OBJECTIVE: Report the count of lines below in which the string "text" occurs; include nothing else.

Records from a collection
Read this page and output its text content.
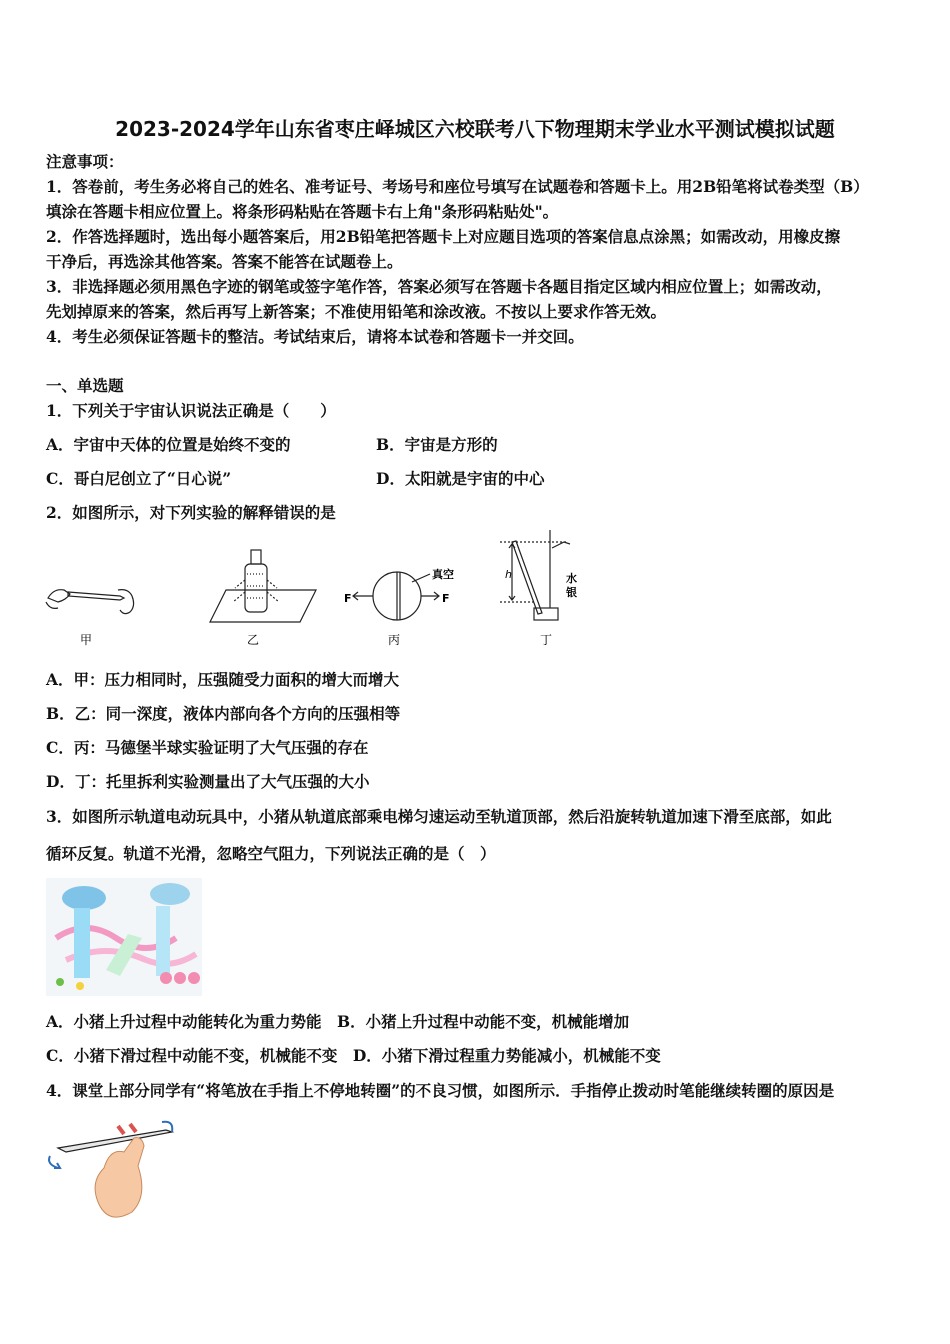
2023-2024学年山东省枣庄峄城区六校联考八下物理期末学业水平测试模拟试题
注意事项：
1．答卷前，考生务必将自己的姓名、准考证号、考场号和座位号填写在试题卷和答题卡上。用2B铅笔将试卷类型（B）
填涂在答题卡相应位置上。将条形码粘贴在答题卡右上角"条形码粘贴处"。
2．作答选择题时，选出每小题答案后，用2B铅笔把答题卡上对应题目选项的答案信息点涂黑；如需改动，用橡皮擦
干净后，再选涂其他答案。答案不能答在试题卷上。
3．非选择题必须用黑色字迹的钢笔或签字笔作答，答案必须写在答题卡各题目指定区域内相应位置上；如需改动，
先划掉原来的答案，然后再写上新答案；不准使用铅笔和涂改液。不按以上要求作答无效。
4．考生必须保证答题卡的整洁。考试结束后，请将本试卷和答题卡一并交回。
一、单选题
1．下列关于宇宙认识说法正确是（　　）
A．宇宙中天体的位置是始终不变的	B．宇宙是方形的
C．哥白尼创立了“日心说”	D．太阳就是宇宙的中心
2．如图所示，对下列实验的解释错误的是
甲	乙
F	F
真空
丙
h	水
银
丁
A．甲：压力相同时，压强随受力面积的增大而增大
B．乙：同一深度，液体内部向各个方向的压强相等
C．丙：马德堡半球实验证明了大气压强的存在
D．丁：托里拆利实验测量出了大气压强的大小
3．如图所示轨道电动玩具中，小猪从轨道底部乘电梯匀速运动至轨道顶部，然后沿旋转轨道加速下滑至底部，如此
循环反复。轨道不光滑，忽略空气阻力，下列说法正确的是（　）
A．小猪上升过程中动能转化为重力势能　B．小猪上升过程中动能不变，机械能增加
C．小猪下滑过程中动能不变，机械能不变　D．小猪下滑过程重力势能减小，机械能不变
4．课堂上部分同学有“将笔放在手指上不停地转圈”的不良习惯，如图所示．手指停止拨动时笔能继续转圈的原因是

* * *

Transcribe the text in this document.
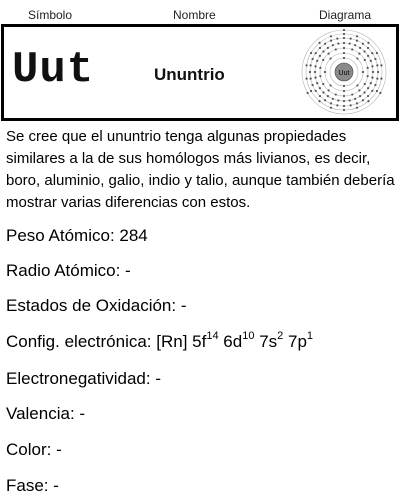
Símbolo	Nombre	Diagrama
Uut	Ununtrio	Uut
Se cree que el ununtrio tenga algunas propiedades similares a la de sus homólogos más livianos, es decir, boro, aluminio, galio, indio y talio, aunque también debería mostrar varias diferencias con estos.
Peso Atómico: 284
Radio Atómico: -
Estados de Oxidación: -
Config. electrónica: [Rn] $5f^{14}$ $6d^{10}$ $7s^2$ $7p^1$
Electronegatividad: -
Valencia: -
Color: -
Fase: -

RESULT OF THE EXERCISE: 2